■ WHAT THE EXERCISE ASKS:
Word for word, set down the records and skip each picture.

━━ DATA LINES

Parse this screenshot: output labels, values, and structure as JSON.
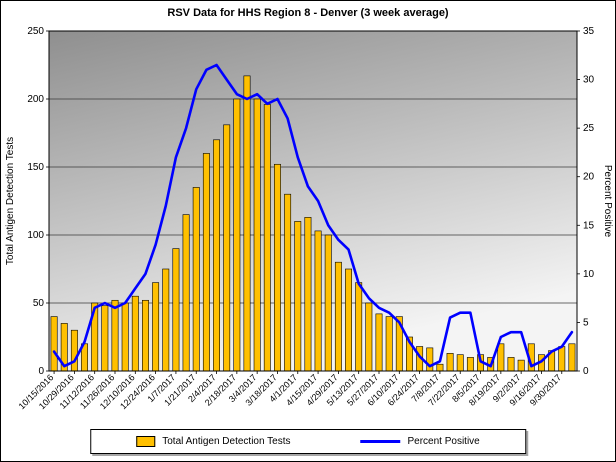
{
  "chart_data": {
    "type": "combo-bar-line",
    "title": "RSV Data for HHS Region 8 - Denver (3 week average)",
    "grid": true,
    "legend_position": "bottom",
    "plot_bg_gradient": [
      "#8f8f8f",
      "#f4f4f4"
    ],
    "categories": [
      "10/15/2016",
      "10/22/2016",
      "10/29/2016",
      "11/5/2016",
      "11/12/2016",
      "11/19/2016",
      "11/26/2016",
      "12/3/2016",
      "12/10/2016",
      "12/17/2016",
      "12/24/2016",
      "12/31/2016",
      "1/7/2017",
      "1/14/2017",
      "1/21/2017",
      "1/28/2017",
      "2/4/2017",
      "2/11/2017",
      "2/18/2017",
      "2/25/2017",
      "3/4/2017",
      "3/11/2017",
      "3/18/2017",
      "3/25/2017",
      "4/1/2017",
      "4/8/2017",
      "4/15/2017",
      "4/22/2017",
      "4/29/2017",
      "5/6/2017",
      "5/13/2017",
      "5/20/2017",
      "5/27/2017",
      "6/3/2017",
      "6/10/2017",
      "6/17/2017",
      "6/24/2017",
      "7/1/2017",
      "7/8/2017",
      "7/15/2017",
      "7/22/2017",
      "7/29/2017",
      "8/5/2017",
      "8/12/2017",
      "8/19/2017",
      "8/26/2017",
      "9/2/2017",
      "9/9/2017",
      "9/16/2017",
      "9/23/2017",
      "9/30/2017",
      "10/7/2017"
    ],
    "x_label_every": 2,
    "series": [
      {
        "name": "Total Antigen Detection Tests",
        "type": "bar",
        "axis": "left",
        "color": "#FFC000",
        "values": [
          40,
          35,
          30,
          20,
          50,
          48,
          52,
          50,
          55,
          52,
          65,
          75,
          90,
          115,
          135,
          160,
          170,
          181,
          200,
          217,
          200,
          196,
          152,
          130,
          110,
          113,
          103,
          100,
          80,
          75,
          65,
          50,
          42,
          40,
          40,
          25,
          18,
          17,
          5,
          13,
          12,
          10,
          12,
          10,
          20,
          10,
          8,
          20,
          12,
          15,
          18,
          20
        ]
      },
      {
        "name": "Percent Positive",
        "type": "line",
        "axis": "right",
        "color": "#0000FF",
        "values": [
          2,
          0.5,
          1,
          3,
          6.5,
          7,
          6.5,
          7,
          8.5,
          10,
          13,
          17,
          22,
          25,
          29,
          31,
          31.5,
          30,
          28.5,
          28,
          28.5,
          27.5,
          28,
          26,
          22,
          19,
          17.5,
          15,
          13.5,
          12.5,
          9,
          7.5,
          6.5,
          6,
          5,
          3,
          1.5,
          0.5,
          1,
          5.5,
          6,
          6,
          1,
          0.5,
          3.5,
          4,
          4,
          0.5,
          1,
          2,
          2.5,
          4
        ]
      }
    ],
    "left_axis": {
      "title": "Total Antigen Detection Tests",
      "min": 0,
      "max": 250,
      "step": 50
    },
    "right_axis": {
      "title": "Percent Positive",
      "min": 0,
      "max": 35,
      "step": 5
    }
  }
}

━━━━

■ TASK SOLUTION:
Parse this screenshot: output labels, values, and structure as JSON.
{
  "chart_data": {
    "type": "combo-bar-line",
    "title": "RSV Data for HHS Region 8 - Denver (3 week average)",
    "grid": true,
    "legend_position": "bottom",
    "plot_bg_gradient": [
      "#8f8f8f",
      "#f4f4f4"
    ],
    "categories": [
      "10/15/2016",
      "10/22/2016",
      "10/29/2016",
      "11/5/2016",
      "11/12/2016",
      "11/19/2016",
      "11/26/2016",
      "12/3/2016",
      "12/10/2016",
      "12/17/2016",
      "12/24/2016",
      "12/31/2016",
      "1/7/2017",
      "1/14/2017",
      "1/21/2017",
      "1/28/2017",
      "2/4/2017",
      "2/11/2017",
      "2/18/2017",
      "2/25/2017",
      "3/4/2017",
      "3/11/2017",
      "3/18/2017",
      "3/25/2017",
      "4/1/2017",
      "4/8/2017",
      "4/15/2017",
      "4/22/2017",
      "4/29/2017",
      "5/6/2017",
      "5/13/2017",
      "5/20/2017",
      "5/27/2017",
      "6/3/2017",
      "6/10/2017",
      "6/17/2017",
      "6/24/2017",
      "7/1/2017",
      "7/8/2017",
      "7/15/2017",
      "7/22/2017",
      "7/29/2017",
      "8/5/2017",
      "8/12/2017",
      "8/19/2017",
      "8/26/2017",
      "9/2/2017",
      "9/9/2017",
      "9/16/2017",
      "9/23/2017",
      "9/30/2017",
      "10/7/2017"
    ],
    "x_label_every": 2,
    "series": [
      {
        "name": "Total Antigen Detection Tests",
        "type": "bar",
        "axis": "left",
        "color": "#FFC000",
        "values": [
          40,
          35,
          30,
          20,
          50,
          48,
          52,
          50,
          55,
          52,
          65,
          75,
          90,
          115,
          135,
          160,
          170,
          181,
          200,
          217,
          200,
          196,
          152,
          130,
          110,
          113,
          103,
          100,
          80,
          75,
          65,
          50,
          42,
          40,
          40,
          25,
          18,
          17,
          5,
          13,
          12,
          10,
          12,
          10,
          20,
          10,
          8,
          20,
          12,
          15,
          18,
          20
        ]
      },
      {
        "name": "Percent Positive",
        "type": "line",
        "axis": "right",
        "color": "#0000FF",
        "values": [
          2,
          0.5,
          1,
          3,
          6.5,
          7,
          6.5,
          7,
          8.5,
          10,
          13,
          17,
          22,
          25,
          29,
          31,
          31.5,
          30,
          28.5,
          28,
          28.5,
          27.5,
          28,
          26,
          22,
          19,
          17.5,
          15,
          13.5,
          12.5,
          9,
          7.5,
          6.5,
          6,
          5,
          3,
          1.5,
          0.5,
          1,
          5.5,
          6,
          6,
          1,
          0.5,
          3.5,
          4,
          4,
          0.5,
          1,
          2,
          2.5,
          4
        ]
      }
    ],
    "left_axis": {
      "title": "Total Antigen Detection Tests",
      "min": 0,
      "max": 250,
      "step": 50
    },
    "right_axis": {
      "title": "Percent Positive",
      "min": 0,
      "max": 35,
      "step": 5
    }
  }
}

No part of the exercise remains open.